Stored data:
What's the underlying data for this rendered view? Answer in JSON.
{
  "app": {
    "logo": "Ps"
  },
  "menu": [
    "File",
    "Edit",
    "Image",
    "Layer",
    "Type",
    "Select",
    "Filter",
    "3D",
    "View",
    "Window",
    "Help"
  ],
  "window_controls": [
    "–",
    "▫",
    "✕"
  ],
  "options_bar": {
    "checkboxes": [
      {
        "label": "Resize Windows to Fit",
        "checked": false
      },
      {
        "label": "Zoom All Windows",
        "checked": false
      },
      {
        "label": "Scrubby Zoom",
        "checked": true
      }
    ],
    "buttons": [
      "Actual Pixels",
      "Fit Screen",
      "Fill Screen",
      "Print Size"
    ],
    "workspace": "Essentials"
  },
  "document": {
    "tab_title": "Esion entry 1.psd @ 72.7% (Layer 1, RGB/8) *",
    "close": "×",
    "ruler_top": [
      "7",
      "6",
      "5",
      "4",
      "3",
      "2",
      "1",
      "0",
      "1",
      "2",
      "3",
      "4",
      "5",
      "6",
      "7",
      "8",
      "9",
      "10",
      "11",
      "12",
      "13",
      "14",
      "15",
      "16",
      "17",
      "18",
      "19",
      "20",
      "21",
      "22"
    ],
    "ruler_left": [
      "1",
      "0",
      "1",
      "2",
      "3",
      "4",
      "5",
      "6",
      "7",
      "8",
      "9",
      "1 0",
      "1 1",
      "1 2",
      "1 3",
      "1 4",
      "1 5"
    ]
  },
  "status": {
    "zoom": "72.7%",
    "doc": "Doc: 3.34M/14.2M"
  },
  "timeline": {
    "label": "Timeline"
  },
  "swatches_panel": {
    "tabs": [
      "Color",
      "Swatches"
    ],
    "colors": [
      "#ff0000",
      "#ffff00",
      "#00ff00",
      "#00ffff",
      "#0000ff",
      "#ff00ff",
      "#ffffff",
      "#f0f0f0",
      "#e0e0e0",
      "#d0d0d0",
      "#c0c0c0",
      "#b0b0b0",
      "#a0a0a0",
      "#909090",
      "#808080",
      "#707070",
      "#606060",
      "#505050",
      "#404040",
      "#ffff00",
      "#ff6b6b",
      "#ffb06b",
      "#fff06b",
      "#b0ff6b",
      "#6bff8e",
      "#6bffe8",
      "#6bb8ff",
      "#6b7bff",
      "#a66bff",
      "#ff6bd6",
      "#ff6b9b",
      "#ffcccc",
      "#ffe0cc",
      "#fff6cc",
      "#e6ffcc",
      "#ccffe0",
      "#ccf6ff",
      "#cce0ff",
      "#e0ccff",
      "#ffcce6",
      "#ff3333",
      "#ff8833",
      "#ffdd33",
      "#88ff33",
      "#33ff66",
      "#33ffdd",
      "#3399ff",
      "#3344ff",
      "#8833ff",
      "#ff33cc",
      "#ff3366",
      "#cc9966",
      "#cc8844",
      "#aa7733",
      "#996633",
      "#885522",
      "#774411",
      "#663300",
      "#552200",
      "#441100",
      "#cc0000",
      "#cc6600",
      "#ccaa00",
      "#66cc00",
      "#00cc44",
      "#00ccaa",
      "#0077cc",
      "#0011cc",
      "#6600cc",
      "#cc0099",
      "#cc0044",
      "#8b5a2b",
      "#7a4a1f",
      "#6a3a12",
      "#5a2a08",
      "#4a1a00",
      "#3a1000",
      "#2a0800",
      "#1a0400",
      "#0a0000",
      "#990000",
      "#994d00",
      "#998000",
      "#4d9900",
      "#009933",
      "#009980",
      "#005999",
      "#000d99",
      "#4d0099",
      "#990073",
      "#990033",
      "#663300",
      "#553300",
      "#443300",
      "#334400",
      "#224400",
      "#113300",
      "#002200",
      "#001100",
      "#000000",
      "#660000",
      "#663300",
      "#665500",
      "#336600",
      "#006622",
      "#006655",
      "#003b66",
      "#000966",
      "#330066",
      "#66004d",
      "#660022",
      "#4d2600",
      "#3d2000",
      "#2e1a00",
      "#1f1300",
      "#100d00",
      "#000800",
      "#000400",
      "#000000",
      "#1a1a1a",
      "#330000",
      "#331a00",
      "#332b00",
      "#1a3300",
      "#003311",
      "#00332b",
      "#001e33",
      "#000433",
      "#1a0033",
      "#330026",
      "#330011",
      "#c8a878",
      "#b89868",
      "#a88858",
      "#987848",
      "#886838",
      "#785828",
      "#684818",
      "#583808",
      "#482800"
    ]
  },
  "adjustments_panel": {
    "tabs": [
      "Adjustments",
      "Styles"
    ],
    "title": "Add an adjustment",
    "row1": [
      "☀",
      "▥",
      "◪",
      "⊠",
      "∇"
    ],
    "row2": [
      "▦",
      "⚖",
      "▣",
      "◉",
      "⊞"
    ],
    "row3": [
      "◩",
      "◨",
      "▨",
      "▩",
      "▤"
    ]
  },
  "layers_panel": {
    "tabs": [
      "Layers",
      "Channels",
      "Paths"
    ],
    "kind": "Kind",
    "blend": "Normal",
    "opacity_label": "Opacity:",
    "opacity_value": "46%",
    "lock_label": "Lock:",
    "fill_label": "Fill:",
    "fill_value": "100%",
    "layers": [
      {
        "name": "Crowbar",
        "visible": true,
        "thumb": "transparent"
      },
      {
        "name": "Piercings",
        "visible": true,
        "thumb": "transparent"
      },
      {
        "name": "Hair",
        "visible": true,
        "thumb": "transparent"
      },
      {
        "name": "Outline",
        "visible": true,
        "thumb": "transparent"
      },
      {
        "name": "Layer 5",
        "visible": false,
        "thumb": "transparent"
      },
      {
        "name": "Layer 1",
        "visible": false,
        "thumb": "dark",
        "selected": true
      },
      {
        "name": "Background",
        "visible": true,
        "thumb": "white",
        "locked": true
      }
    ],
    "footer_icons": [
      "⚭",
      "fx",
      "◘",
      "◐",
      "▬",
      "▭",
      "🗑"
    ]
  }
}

▶ **Challenge**:
Every entry above should be retyped exactly as shown.

▶ **Solution for this exercise**:
What's the underlying data for this rendered view? Answer in JSON.
{
  "app": {
    "logo": "Ps"
  },
  "menu": [
    "File",
    "Edit",
    "Image",
    "Layer",
    "Type",
    "Select",
    "Filter",
    "3D",
    "View",
    "Window",
    "Help"
  ],
  "window_controls": [
    "–",
    "▫",
    "✕"
  ],
  "options_bar": {
    "checkboxes": [
      {
        "label": "Resize Windows to Fit",
        "checked": false
      },
      {
        "label": "Zoom All Windows",
        "checked": false
      },
      {
        "label": "Scrubby Zoom",
        "checked": true
      }
    ],
    "buttons": [
      "Actual Pixels",
      "Fit Screen",
      "Fill Screen",
      "Print Size"
    ],
    "workspace": "Essentials"
  },
  "document": {
    "tab_title": "Esion entry 1.psd @ 72.7% (Layer 1, RGB/8) *",
    "close": "×",
    "ruler_top": [
      "7",
      "6",
      "5",
      "4",
      "3",
      "2",
      "1",
      "0",
      "1",
      "2",
      "3",
      "4",
      "5",
      "6",
      "7",
      "8",
      "9",
      "10",
      "11",
      "12",
      "13",
      "14",
      "15",
      "16",
      "17",
      "18",
      "19",
      "20",
      "21",
      "22"
    ],
    "ruler_left": [
      "1",
      "0",
      "1",
      "2",
      "3",
      "4",
      "5",
      "6",
      "7",
      "8",
      "9",
      "1 0",
      "1 1",
      "1 2",
      "1 3",
      "1 4",
      "1 5"
    ]
  },
  "status": {
    "zoom": "72.7%",
    "doc": "Doc: 3.34M/14.2M"
  },
  "timeline": {
    "label": "Timeline"
  },
  "swatches_panel": {
    "tabs": [
      "Color",
      "Swatches"
    ],
    "colors": [
      "#ff0000",
      "#ffff00",
      "#00ff00",
      "#00ffff",
      "#0000ff",
      "#ff00ff",
      "#ffffff",
      "#f0f0f0",
      "#e0e0e0",
      "#d0d0d0",
      "#c0c0c0",
      "#b0b0b0",
      "#a0a0a0",
      "#909090",
      "#808080",
      "#707070",
      "#606060",
      "#505050",
      "#404040",
      "#ffff00",
      "#ff6b6b",
      "#ffb06b",
      "#fff06b",
      "#b0ff6b",
      "#6bff8e",
      "#6bffe8",
      "#6bb8ff",
      "#6b7bff",
      "#a66bff",
      "#ff6bd6",
      "#ff6b9b",
      "#ffcccc",
      "#ffe0cc",
      "#fff6cc",
      "#e6ffcc",
      "#ccffe0",
      "#ccf6ff",
      "#cce0ff",
      "#e0ccff",
      "#ffcce6",
      "#ff3333",
      "#ff8833",
      "#ffdd33",
      "#88ff33",
      "#33ff66",
      "#33ffdd",
      "#3399ff",
      "#3344ff",
      "#8833ff",
      "#ff33cc",
      "#ff3366",
      "#cc9966",
      "#cc8844",
      "#aa7733",
      "#996633",
      "#885522",
      "#774411",
      "#663300",
      "#552200",
      "#441100",
      "#cc0000",
      "#cc6600",
      "#ccaa00",
      "#66cc00",
      "#00cc44",
      "#00ccaa",
      "#0077cc",
      "#0011cc",
      "#6600cc",
      "#cc0099",
      "#cc0044",
      "#8b5a2b",
      "#7a4a1f",
      "#6a3a12",
      "#5a2a08",
      "#4a1a00",
      "#3a1000",
      "#2a0800",
      "#1a0400",
      "#0a0000",
      "#990000",
      "#994d00",
      "#998000",
      "#4d9900",
      "#009933",
      "#009980",
      "#005999",
      "#000d99",
      "#4d0099",
      "#990073",
      "#990033",
      "#663300",
      "#553300",
      "#443300",
      "#334400",
      "#224400",
      "#113300",
      "#002200",
      "#001100",
      "#000000",
      "#660000",
      "#663300",
      "#665500",
      "#336600",
      "#006622",
      "#006655",
      "#003b66",
      "#000966",
      "#330066",
      "#66004d",
      "#660022",
      "#4d2600",
      "#3d2000",
      "#2e1a00",
      "#1f1300",
      "#100d00",
      "#000800",
      "#000400",
      "#000000",
      "#1a1a1a",
      "#330000",
      "#331a00",
      "#332b00",
      "#1a3300",
      "#003311",
      "#00332b",
      "#001e33",
      "#000433",
      "#1a0033",
      "#330026",
      "#330011",
      "#c8a878",
      "#b89868",
      "#a88858",
      "#987848",
      "#886838",
      "#785828",
      "#684818",
      "#583808",
      "#482800"
    ]
  },
  "adjustments_panel": {
    "tabs": [
      "Adjustments",
      "Styles"
    ],
    "title": "Add an adjustment",
    "row1": [
      "☀",
      "▥",
      "◪",
      "⊠",
      "∇"
    ],
    "row2": [
      "▦",
      "⚖",
      "▣",
      "◉",
      "⊞"
    ],
    "row3": [
      "◩",
      "◨",
      "▨",
      "▩",
      "▤"
    ]
  },
  "layers_panel": {
    "tabs": [
      "Layers",
      "Channels",
      "Paths"
    ],
    "kind": "Kind",
    "blend": "Normal",
    "opacity_label": "Opacity:",
    "opacity_value": "46%",
    "lock_label": "Lock:",
    "fill_label": "Fill:",
    "fill_value": "100%",
    "layers": [
      {
        "name": "Crowbar",
        "visible": true,
        "thumb": "transparent"
      },
      {
        "name": "Piercings",
        "visible": true,
        "thumb": "transparent"
      },
      {
        "name": "Hair",
        "visible": true,
        "thumb": "transparent"
      },
      {
        "name": "Outline",
        "visible": true,
        "thumb": "transparent"
      },
      {
        "name": "Layer 5",
        "visible": false,
        "thumb": "transparent"
      },
      {
        "name": "Layer 1",
        "visible": false,
        "thumb": "dark",
        "selected": true
      },
      {
        "name": "Background",
        "visible": true,
        "thumb": "white",
        "locked": true
      }
    ],
    "footer_icons": [
      "⚭",
      "fx",
      "◘",
      "◐",
      "▬",
      "▭",
      "🗑"
    ]
  }
}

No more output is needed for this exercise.